• ENTRIES SHOWN
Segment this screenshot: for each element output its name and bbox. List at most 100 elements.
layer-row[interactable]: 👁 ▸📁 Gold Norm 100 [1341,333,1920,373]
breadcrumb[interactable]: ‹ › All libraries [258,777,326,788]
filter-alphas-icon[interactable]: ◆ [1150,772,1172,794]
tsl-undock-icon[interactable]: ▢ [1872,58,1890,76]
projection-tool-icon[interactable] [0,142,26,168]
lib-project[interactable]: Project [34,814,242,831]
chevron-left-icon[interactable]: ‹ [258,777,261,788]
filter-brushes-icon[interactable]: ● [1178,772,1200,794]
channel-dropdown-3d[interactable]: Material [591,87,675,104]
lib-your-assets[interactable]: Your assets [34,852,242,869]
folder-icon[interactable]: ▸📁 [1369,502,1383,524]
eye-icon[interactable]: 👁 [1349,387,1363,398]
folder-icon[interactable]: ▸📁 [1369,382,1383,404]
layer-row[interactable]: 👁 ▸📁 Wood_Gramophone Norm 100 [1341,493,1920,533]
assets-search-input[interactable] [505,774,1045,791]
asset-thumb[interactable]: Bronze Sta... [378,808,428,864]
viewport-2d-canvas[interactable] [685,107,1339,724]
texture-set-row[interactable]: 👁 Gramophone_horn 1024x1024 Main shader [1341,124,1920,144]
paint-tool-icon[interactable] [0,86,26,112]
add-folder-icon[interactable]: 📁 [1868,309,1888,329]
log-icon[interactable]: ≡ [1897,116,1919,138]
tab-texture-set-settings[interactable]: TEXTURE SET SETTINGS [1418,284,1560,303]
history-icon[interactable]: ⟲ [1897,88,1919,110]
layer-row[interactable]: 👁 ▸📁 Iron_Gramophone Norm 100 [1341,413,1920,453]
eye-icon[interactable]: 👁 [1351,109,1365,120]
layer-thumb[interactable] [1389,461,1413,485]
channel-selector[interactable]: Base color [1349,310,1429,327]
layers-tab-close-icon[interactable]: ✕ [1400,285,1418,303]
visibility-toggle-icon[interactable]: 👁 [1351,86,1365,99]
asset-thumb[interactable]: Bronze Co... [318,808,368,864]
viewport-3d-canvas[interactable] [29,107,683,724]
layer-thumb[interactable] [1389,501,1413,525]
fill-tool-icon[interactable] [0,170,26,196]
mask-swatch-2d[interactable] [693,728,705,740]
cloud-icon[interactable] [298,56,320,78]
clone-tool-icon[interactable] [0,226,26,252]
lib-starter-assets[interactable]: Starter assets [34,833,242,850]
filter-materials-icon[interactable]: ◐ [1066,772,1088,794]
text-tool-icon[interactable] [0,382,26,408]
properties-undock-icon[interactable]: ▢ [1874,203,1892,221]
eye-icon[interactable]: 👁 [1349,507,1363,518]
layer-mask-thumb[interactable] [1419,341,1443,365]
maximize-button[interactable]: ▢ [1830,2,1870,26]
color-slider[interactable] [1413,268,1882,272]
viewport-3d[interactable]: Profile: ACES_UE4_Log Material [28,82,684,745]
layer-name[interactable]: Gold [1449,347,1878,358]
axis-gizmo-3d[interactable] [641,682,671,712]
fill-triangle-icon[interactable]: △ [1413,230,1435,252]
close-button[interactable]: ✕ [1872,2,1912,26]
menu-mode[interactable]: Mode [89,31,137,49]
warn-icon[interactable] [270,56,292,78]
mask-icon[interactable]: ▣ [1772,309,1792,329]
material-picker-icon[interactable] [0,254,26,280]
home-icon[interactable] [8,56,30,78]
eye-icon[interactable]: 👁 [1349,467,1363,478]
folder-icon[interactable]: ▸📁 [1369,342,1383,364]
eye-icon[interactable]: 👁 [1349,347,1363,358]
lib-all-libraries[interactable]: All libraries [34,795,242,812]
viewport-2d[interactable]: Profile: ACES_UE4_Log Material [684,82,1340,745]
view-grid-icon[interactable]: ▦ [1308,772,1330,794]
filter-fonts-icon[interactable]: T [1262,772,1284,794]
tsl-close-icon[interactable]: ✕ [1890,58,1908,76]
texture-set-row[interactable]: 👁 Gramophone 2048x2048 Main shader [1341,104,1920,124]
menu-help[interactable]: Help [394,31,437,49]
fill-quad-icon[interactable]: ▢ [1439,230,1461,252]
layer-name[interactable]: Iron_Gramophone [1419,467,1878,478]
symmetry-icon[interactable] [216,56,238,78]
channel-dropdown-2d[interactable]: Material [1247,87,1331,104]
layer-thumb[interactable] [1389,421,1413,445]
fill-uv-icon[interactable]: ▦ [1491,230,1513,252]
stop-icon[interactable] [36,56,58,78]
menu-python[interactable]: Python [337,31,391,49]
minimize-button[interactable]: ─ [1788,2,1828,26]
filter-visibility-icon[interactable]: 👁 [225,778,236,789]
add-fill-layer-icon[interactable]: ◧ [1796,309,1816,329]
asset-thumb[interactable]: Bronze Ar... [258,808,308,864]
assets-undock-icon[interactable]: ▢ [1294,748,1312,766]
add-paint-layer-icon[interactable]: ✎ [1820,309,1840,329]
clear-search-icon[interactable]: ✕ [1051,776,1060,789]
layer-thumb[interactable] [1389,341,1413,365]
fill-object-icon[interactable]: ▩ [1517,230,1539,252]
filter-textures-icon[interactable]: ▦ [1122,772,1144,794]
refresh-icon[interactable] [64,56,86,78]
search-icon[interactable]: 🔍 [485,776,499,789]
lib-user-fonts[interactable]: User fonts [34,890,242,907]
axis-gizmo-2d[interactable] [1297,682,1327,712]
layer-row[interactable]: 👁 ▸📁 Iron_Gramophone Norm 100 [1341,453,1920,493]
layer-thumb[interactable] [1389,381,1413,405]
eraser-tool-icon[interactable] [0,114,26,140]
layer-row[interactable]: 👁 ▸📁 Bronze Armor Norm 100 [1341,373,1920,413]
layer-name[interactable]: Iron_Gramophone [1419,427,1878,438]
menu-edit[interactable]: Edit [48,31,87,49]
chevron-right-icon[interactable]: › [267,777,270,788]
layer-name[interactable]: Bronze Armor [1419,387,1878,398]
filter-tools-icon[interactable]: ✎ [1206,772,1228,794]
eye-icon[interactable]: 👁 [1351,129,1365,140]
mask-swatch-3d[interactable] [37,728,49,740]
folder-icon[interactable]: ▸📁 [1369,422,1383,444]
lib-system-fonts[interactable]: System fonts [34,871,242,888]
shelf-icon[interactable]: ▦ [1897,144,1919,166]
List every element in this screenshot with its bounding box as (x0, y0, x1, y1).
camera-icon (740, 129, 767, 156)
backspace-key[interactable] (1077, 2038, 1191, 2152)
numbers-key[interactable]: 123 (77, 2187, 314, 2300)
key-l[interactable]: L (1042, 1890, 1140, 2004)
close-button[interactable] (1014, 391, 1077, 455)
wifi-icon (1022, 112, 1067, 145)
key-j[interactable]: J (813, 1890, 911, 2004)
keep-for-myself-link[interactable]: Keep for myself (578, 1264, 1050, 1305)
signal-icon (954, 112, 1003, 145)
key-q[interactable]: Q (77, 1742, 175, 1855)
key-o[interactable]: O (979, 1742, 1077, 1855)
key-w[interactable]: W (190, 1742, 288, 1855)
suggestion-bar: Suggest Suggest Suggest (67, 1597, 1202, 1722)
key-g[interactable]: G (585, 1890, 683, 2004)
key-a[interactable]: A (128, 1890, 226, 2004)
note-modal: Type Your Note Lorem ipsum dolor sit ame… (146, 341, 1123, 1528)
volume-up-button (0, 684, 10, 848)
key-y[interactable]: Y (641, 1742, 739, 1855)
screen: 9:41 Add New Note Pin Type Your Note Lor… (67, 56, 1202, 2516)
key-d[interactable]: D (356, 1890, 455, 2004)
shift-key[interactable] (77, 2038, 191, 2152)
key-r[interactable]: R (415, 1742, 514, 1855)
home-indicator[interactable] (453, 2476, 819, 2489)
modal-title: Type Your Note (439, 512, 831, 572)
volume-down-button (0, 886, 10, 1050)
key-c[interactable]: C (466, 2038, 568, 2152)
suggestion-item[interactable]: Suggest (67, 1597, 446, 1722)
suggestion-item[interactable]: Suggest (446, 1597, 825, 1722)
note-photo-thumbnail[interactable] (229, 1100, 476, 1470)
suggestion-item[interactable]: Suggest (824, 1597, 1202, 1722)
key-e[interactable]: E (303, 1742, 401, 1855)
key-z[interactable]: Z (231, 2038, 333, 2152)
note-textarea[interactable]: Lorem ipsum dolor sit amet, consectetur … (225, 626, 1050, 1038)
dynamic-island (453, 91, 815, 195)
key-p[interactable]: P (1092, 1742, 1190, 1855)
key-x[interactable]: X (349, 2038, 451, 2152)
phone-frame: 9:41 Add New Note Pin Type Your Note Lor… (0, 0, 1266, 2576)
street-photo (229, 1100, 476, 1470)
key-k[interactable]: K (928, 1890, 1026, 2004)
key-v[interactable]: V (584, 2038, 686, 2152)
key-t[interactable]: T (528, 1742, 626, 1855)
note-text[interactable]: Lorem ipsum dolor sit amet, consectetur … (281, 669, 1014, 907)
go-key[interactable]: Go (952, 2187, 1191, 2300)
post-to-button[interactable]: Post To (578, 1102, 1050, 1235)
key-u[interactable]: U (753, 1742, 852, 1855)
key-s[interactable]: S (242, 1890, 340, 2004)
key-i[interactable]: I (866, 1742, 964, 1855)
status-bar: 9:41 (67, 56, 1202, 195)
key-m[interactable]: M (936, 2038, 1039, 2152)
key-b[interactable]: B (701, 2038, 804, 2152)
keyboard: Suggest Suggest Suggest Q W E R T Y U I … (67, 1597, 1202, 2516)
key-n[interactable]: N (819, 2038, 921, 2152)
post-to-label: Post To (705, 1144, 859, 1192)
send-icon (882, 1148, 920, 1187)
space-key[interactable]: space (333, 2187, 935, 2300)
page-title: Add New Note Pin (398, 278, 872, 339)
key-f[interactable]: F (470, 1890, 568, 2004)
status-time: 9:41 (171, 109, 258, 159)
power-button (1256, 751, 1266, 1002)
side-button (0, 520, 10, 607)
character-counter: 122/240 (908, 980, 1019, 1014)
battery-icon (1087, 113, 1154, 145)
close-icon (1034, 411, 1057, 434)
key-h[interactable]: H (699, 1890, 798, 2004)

• WORK INSTRUCTIONS
Copy everything from the first of the entries above down through the line containing "breadcrumb[interactable]: ‹ ›", without changing a character.

• EXERCISE SOLUTION
Segment this screenshot: for each element output its name and bbox. List at most 100 elements.
layer-row[interactable]: 👁 ▸📁 Gold Norm 100 [1341,333,1920,373]
breadcrumb[interactable]: ‹ › All libraries [258,777,326,788]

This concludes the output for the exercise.